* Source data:
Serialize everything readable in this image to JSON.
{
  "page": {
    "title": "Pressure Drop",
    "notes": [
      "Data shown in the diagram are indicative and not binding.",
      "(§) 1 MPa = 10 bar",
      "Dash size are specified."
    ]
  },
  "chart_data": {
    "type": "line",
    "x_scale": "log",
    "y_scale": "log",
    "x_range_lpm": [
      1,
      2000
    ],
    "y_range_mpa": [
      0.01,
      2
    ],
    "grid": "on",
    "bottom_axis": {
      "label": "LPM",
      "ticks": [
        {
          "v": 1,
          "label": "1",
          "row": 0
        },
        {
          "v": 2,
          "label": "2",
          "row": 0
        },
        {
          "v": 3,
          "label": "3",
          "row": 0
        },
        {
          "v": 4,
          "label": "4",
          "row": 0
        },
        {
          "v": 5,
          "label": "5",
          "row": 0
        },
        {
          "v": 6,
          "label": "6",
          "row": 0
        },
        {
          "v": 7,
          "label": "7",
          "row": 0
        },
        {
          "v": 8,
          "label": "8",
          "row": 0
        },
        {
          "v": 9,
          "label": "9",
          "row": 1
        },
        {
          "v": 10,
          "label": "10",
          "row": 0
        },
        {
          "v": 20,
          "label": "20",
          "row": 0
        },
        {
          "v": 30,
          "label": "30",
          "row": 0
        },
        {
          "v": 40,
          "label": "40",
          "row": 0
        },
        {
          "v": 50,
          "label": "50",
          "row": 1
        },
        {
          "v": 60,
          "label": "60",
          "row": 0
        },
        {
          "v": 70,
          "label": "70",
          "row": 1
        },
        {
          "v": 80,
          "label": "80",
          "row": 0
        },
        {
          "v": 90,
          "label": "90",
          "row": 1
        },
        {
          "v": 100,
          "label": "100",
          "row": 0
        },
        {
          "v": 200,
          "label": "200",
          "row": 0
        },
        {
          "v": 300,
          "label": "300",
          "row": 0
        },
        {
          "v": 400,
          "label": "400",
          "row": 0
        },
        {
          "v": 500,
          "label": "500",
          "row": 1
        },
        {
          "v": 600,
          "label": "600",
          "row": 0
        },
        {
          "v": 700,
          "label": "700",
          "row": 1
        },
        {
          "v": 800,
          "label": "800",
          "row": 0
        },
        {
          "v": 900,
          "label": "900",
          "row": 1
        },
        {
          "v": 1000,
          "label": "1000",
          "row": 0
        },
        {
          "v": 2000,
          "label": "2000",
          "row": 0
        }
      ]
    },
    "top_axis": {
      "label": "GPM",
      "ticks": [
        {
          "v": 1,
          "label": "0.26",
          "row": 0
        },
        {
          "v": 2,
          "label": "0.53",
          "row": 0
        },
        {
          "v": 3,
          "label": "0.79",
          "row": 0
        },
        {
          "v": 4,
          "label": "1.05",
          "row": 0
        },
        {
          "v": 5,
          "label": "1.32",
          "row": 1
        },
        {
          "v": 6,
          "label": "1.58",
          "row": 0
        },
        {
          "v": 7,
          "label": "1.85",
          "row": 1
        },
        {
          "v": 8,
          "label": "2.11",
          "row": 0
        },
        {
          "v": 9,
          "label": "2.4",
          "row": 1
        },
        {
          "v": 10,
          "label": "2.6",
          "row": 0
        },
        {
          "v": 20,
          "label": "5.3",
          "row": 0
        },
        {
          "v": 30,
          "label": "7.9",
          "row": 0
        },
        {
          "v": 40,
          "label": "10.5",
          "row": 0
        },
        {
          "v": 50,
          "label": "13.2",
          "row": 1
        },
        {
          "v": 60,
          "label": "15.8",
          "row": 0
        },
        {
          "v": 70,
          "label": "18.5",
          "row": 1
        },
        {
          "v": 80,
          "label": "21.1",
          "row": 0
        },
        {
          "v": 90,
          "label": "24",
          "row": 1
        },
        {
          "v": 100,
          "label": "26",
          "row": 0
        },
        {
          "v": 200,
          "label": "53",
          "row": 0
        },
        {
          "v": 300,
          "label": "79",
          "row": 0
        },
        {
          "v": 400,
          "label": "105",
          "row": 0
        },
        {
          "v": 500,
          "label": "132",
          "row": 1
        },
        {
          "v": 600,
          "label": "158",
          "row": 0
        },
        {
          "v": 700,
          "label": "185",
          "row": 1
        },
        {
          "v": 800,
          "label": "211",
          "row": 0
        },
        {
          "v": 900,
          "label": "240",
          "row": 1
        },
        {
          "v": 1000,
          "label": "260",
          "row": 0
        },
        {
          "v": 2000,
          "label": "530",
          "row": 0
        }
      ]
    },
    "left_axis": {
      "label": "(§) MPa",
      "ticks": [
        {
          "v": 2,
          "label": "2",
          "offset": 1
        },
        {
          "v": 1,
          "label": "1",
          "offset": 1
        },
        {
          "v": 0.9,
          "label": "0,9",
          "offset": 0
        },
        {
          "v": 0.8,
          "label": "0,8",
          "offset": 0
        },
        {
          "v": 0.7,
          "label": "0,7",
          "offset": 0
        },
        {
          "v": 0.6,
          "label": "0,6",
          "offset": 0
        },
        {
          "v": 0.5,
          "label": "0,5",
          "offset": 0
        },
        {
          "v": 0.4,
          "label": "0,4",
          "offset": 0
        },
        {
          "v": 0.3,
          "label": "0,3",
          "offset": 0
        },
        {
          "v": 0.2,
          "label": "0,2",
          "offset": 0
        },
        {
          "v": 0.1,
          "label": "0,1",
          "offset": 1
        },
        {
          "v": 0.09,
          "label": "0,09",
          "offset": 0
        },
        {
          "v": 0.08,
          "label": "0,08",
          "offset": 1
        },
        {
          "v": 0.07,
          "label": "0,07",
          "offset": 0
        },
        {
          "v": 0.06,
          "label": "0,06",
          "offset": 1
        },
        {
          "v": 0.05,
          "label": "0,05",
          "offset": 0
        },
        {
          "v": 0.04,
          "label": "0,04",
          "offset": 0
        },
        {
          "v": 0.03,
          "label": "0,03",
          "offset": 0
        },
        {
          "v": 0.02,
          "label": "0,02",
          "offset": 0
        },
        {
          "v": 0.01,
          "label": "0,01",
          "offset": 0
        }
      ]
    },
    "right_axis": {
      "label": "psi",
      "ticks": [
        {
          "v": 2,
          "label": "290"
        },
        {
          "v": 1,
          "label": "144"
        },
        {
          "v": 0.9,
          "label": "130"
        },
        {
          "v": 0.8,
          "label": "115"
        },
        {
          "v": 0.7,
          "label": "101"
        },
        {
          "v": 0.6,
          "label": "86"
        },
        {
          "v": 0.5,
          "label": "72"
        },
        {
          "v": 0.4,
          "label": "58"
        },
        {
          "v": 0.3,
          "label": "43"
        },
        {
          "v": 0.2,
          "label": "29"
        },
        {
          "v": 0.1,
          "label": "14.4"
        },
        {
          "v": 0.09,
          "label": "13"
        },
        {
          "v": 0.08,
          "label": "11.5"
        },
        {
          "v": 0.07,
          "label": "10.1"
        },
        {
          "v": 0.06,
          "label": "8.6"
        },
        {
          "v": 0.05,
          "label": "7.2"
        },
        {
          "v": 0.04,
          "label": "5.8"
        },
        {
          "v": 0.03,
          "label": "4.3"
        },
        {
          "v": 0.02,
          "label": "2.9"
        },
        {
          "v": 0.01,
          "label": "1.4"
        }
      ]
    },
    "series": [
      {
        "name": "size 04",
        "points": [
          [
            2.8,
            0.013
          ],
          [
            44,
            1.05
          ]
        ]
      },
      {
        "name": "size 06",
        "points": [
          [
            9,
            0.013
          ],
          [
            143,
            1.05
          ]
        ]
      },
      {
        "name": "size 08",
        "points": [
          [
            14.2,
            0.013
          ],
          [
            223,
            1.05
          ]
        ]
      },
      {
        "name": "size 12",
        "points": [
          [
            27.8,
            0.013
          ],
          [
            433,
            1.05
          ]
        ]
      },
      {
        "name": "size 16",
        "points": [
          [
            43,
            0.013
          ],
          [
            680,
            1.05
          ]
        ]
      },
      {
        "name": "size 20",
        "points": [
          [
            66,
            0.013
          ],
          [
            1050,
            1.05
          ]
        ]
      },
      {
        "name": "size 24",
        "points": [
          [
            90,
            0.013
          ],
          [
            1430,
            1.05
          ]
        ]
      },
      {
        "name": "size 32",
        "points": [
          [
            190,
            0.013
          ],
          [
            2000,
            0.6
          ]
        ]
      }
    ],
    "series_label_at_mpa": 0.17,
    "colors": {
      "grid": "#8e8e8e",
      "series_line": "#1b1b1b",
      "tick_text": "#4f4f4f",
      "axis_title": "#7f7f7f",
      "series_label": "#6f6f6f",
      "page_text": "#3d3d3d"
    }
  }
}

* To be done: Gather each line of the listing containing the word "name" and show it.

* Final result:
        "name": "size 04",
        "name": "size 06",
        "name": "size 08",
        "name": "size 12",
        "name": "size 16",
        "name": "size 20",
        "name": "size 24",
        "name": "size 32",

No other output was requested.